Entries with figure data
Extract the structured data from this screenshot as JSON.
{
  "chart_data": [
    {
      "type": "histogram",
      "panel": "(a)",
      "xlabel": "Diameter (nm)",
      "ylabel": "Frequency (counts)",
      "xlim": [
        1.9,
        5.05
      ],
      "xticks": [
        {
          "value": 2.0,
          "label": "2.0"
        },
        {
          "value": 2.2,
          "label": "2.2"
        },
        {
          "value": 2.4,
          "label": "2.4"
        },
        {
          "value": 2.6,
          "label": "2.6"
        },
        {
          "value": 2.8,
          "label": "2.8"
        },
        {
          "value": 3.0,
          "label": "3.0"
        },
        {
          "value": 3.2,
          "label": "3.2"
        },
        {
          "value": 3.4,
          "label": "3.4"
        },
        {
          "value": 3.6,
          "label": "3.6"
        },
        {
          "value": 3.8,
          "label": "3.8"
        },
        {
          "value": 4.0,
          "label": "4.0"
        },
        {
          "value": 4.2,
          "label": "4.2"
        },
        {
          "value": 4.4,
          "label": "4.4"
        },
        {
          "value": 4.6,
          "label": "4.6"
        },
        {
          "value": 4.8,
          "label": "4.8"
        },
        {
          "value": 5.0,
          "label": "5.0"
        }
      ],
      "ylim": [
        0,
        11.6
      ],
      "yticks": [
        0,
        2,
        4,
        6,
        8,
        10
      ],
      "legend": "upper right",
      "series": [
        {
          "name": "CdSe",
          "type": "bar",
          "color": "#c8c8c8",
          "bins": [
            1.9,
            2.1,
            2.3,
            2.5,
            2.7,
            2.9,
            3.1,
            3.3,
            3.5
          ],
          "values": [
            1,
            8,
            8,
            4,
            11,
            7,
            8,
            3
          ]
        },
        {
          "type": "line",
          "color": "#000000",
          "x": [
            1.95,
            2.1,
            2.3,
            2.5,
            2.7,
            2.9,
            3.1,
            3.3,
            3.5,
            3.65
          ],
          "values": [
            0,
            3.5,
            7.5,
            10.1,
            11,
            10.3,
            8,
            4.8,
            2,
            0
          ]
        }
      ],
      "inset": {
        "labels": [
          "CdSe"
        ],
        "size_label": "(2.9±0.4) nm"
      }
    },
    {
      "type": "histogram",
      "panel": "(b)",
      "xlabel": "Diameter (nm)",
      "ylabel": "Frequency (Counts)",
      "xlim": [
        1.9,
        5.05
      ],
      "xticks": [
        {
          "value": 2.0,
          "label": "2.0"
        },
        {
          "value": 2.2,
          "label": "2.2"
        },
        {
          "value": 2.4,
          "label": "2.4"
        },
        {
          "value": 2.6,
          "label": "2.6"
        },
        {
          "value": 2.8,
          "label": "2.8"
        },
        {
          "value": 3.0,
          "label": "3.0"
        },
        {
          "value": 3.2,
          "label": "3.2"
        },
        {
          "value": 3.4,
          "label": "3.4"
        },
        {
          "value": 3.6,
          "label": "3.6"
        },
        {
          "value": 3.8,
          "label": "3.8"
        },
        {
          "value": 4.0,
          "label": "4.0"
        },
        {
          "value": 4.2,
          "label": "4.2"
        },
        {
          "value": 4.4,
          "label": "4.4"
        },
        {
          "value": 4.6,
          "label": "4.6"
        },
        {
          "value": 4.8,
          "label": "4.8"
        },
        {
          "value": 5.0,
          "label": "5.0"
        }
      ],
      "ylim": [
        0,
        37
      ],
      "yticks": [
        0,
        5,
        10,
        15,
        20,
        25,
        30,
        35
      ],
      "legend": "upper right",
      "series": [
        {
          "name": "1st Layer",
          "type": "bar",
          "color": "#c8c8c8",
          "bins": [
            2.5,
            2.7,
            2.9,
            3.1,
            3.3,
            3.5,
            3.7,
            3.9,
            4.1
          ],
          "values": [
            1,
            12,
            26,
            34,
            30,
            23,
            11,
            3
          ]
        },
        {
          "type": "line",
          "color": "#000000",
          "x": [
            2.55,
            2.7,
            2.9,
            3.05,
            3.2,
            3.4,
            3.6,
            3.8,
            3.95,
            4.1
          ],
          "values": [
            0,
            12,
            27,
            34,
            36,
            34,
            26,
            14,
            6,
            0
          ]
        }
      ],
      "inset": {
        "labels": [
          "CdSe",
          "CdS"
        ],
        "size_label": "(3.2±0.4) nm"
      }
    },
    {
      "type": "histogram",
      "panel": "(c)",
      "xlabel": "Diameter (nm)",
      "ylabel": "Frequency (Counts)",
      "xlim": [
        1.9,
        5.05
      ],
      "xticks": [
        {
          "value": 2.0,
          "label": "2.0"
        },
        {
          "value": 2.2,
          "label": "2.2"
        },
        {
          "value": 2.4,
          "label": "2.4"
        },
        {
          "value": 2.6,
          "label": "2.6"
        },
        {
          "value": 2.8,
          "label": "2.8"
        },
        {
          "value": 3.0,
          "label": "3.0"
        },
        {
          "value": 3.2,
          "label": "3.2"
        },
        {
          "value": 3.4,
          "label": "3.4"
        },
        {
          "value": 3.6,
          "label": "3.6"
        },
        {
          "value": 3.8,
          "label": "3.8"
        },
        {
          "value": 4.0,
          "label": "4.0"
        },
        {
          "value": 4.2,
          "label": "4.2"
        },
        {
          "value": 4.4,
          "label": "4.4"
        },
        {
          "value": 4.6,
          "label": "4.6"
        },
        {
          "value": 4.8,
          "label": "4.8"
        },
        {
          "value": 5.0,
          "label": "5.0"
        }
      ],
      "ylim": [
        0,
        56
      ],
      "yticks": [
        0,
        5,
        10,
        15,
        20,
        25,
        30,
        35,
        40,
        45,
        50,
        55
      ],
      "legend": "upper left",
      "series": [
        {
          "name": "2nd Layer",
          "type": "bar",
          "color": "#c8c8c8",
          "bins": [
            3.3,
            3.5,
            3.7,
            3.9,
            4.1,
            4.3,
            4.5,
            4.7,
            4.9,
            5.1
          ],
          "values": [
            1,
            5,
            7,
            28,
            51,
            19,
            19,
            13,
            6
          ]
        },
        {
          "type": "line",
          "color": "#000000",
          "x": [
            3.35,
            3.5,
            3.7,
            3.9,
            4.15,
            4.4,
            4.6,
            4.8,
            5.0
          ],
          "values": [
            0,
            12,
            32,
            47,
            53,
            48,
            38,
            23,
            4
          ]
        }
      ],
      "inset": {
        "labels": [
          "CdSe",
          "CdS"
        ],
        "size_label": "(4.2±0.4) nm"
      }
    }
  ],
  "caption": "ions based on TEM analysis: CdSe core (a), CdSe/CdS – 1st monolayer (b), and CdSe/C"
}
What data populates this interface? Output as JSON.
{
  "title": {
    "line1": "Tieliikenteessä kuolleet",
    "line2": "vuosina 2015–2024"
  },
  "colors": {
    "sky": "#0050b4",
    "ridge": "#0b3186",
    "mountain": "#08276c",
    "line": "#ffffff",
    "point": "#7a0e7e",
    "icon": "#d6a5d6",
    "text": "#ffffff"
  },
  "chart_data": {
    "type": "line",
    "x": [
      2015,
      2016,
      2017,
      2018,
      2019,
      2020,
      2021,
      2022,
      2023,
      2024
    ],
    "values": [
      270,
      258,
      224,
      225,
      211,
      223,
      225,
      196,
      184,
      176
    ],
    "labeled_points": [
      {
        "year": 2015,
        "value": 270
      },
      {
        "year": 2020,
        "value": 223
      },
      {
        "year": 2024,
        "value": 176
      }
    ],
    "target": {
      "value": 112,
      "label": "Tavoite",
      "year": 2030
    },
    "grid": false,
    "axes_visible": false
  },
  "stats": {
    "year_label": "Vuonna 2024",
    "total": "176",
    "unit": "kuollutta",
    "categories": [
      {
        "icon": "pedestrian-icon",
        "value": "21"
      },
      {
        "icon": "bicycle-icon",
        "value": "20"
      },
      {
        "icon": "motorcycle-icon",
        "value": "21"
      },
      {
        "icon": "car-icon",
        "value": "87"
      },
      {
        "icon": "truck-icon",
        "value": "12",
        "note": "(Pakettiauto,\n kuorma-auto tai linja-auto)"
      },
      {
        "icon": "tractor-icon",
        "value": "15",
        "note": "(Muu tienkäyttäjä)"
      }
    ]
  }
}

> Your goal
Select all lines with the word "note" from the entries above.

> Task answer
        "note": "(Pakettiauto,\n kuorma-auto tai linja-auto)"
        "note": "(Muu tienkäyttäjä)"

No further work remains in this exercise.